Goal |
From the excerpt on comoving dust, list every line of code in the order it appears.

Selection |
________________________________________
Let us consider a pressureless fluid ("dust"). Moreover, we assume that the coordinates $(\tau,\chi,\theta,\phi)$ are comoving, i.e. that the fluid 4-velocity is equal to $\partial_\tau$ :

In [11]:

u = M.vector_field('u')
u[0] = 1
u.display()

$\displaystyle u = \frac{\partial}{\partial {\tau} }$

Since $(\tau,\chi,\theta,\chi)$ are synchronous, the above does define a unit timelike vector:

In [12]:

g(u,u).display()

$\displaystyle \begin{array}{llcl} g\left(u,u\right):& M & \longrightarrow & \mathbb{R} \\ & \left({\tau}, {\chi}, {\theta}, {\phi}\right) & \longmapsto & -1 \end{array}$

Let us check that $u$ is a geodesic vector field:

In [13]:

nabla = g.connection()
________________________________________
Material supplied |
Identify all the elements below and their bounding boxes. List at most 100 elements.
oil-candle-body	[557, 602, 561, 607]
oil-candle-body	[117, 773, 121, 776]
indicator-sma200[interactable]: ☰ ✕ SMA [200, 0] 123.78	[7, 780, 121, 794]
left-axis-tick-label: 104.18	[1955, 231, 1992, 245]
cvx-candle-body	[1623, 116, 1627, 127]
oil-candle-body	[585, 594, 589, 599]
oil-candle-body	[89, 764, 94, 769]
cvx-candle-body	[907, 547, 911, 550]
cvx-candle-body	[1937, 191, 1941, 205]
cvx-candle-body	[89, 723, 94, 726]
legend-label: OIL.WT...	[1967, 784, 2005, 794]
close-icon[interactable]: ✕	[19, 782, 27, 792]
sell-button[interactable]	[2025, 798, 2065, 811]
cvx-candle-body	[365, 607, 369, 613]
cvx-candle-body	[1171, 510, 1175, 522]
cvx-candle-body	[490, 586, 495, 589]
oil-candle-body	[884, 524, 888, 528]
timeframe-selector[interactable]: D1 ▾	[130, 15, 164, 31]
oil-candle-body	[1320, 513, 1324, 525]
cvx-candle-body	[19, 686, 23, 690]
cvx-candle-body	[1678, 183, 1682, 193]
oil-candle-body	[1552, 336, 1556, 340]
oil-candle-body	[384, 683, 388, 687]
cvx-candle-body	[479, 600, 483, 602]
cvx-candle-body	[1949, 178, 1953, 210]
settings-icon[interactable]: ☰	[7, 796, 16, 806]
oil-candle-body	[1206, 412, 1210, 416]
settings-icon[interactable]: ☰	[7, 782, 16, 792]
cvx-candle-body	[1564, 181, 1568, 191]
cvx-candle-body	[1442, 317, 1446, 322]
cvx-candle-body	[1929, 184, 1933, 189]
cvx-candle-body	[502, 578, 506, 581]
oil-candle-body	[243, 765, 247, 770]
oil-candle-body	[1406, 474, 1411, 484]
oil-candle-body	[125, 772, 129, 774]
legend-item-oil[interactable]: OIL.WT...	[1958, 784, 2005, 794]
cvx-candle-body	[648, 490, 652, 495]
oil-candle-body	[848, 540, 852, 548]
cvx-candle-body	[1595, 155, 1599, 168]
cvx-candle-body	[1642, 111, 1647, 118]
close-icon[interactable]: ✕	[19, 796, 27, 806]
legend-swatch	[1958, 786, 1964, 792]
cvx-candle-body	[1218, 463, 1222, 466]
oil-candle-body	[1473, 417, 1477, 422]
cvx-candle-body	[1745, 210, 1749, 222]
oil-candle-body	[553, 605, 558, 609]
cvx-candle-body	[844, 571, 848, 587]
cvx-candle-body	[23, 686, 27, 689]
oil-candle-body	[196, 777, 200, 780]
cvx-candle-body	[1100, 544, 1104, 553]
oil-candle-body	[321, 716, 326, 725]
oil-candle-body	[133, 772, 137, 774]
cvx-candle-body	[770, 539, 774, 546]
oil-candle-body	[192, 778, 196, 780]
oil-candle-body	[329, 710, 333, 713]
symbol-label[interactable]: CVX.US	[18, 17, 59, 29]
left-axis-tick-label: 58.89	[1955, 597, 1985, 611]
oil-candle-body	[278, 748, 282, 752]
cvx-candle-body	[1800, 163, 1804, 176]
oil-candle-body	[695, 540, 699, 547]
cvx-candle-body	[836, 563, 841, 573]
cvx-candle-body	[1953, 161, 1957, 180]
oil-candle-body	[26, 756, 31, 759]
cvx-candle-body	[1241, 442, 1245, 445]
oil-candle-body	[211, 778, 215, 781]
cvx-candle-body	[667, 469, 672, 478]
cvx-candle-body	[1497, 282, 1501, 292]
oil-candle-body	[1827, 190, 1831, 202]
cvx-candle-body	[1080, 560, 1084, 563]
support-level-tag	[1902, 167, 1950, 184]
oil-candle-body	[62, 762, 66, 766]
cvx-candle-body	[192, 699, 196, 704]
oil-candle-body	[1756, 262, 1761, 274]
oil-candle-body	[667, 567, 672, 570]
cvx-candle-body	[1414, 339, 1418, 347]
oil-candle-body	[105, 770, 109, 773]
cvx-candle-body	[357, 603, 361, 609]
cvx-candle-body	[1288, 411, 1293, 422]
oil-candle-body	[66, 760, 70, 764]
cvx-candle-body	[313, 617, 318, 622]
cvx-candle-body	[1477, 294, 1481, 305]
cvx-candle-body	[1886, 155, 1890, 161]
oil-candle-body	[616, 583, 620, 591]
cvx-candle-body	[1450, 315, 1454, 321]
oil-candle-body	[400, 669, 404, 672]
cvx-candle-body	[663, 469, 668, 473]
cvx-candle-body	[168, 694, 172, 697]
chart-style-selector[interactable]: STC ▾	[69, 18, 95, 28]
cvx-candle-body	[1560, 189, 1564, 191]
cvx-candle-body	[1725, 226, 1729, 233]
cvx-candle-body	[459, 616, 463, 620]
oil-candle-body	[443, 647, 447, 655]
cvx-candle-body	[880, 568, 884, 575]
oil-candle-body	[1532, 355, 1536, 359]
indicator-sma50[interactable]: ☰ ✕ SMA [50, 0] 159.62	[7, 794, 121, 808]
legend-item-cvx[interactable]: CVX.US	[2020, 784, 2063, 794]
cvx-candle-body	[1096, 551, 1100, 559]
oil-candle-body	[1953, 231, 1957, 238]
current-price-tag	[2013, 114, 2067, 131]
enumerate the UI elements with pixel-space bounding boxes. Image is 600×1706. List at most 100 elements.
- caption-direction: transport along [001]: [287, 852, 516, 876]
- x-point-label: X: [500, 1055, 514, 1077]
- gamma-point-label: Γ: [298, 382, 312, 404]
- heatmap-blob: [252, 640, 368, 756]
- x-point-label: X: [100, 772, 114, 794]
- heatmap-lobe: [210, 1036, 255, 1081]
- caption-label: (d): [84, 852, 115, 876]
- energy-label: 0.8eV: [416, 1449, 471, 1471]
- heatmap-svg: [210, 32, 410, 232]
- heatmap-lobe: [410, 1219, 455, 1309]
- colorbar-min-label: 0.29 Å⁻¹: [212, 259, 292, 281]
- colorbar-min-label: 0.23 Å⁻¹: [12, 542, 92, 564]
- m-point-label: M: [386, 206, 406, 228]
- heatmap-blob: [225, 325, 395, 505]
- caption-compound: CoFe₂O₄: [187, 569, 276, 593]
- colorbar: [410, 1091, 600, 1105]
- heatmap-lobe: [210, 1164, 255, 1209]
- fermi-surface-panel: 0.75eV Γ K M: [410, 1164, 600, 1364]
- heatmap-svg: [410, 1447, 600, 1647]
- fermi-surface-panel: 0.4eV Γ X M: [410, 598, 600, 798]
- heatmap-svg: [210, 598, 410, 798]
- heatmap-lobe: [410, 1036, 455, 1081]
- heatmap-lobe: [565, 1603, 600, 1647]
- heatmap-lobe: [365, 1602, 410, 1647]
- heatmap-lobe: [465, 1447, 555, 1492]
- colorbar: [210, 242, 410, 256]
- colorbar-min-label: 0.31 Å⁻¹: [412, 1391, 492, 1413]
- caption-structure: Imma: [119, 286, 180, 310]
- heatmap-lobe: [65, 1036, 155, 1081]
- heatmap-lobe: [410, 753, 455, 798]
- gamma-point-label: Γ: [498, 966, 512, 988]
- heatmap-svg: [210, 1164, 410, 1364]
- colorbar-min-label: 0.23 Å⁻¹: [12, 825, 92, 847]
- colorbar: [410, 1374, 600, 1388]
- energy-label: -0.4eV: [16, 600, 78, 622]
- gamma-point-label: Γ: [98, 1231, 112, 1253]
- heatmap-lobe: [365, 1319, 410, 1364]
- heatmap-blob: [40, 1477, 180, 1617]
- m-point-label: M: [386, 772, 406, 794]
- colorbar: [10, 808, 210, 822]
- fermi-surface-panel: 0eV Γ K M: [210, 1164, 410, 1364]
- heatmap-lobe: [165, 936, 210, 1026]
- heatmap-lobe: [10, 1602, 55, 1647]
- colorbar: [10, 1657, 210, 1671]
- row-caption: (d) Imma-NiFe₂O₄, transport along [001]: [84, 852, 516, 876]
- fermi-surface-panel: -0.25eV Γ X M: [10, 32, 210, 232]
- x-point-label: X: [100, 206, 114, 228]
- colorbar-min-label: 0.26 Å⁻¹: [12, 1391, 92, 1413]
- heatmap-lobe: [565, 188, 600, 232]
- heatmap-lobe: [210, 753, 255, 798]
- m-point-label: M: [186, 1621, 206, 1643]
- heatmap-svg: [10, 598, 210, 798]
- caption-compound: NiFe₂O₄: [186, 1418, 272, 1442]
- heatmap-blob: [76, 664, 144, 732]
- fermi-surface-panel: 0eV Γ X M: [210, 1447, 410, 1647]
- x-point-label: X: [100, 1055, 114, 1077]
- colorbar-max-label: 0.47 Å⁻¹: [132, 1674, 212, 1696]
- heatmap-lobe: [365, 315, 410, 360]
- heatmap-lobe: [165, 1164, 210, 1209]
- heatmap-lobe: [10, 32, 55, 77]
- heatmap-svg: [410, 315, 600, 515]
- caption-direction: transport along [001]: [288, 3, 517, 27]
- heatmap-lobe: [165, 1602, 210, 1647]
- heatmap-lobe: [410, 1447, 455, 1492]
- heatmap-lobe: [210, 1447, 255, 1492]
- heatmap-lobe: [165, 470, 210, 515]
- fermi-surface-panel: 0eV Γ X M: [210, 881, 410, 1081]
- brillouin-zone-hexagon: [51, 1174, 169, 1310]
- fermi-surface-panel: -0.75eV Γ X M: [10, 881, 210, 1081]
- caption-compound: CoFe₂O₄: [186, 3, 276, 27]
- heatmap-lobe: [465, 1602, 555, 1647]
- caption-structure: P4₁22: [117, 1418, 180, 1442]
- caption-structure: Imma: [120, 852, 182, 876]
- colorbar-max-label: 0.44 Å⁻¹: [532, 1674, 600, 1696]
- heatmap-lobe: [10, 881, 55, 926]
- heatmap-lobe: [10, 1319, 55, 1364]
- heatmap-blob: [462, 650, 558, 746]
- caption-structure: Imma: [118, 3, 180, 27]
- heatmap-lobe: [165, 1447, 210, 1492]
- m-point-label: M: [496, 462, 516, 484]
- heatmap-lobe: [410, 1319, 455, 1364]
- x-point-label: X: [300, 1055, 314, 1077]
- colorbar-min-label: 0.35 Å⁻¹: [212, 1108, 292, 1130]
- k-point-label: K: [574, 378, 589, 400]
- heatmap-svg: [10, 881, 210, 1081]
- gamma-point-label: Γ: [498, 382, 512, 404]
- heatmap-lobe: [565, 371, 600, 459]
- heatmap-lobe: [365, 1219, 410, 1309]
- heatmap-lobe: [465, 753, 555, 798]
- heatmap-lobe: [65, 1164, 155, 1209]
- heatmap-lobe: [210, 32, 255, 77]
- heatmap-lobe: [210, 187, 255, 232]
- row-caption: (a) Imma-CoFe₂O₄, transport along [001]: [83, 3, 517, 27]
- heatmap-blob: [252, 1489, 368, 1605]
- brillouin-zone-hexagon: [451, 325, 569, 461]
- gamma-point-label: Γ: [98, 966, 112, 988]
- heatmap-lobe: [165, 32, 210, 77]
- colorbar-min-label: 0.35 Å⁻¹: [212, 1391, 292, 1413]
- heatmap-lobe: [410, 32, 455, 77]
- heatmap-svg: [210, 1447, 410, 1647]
________________________________________
Completed task |
u = M.vector_field('u')
u[0] = 1
u.display()
g(u,u).display()
nabla = g.connection()